Records from a collection:
○ ○ ○ ○ ○ ○ ○

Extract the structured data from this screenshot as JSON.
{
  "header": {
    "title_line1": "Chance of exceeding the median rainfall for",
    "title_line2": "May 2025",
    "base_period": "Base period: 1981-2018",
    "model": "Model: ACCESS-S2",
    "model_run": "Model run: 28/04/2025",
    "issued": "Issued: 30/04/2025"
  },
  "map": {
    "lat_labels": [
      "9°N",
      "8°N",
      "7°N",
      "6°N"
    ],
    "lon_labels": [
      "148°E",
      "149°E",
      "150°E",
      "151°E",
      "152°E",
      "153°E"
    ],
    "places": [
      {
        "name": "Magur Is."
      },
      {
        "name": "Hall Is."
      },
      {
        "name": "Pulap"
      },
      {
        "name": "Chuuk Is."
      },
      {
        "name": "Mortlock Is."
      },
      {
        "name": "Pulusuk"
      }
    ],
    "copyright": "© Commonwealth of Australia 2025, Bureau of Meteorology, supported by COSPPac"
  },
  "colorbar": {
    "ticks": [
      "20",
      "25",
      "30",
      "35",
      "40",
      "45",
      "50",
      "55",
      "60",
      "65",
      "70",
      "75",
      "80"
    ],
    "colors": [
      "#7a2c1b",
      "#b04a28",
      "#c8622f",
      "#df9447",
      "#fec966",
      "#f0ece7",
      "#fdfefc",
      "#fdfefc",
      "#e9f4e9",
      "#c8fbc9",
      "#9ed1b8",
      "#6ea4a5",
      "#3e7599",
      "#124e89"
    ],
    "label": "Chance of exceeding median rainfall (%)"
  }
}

○ ○ ○ ○ ○ ○ ○

#### GIVEN PROBLEM
Output the listing above exactly as it appears.

#### ANSWER
Extract the structured data from this screenshot as JSON.
{
  "header": {
    "title_line1": "Chance of exceeding the median rainfall for",
    "title_line2": "May 2025",
    "base_period": "Base period: 1981-2018",
    "model": "Model: ACCESS-S2",
    "model_run": "Model run: 28/04/2025",
    "issued": "Issued: 30/04/2025"
  },
  "map": {
    "lat_labels": [
      "9°N",
      "8°N",
      "7°N",
      "6°N"
    ],
    "lon_labels": [
      "148°E",
      "149°E",
      "150°E",
      "151°E",
      "152°E",
      "153°E"
    ],
    "places": [
      {
        "name": "Magur Is."
      },
      {
        "name": "Hall Is."
      },
      {
        "name": "Pulap"
      },
      {
        "name": "Chuuk Is."
      },
      {
        "name": "Mortlock Is."
      },
      {
        "name": "Pulusuk"
      }
    ],
    "copyright": "© Commonwealth of Australia 2025, Bureau of Meteorology, supported by COSPPac"
  },
  "colorbar": {
    "ticks": [
      "20",
      "25",
      "30",
      "35",
      "40",
      "45",
      "50",
      "55",
      "60",
      "65",
      "70",
      "75",
      "80"
    ],
    "colors": [
      "#7a2c1b",
      "#b04a28",
      "#c8622f",
      "#df9447",
      "#fec966",
      "#f0ece7",
      "#fdfefc",
      "#fdfefc",
      "#e9f4e9",
      "#c8fbc9",
      "#9ed1b8",
      "#6ea4a5",
      "#3e7599",
      "#124e89"
    ],
    "label": "Chance of exceeding median rainfall (%)"
  }
}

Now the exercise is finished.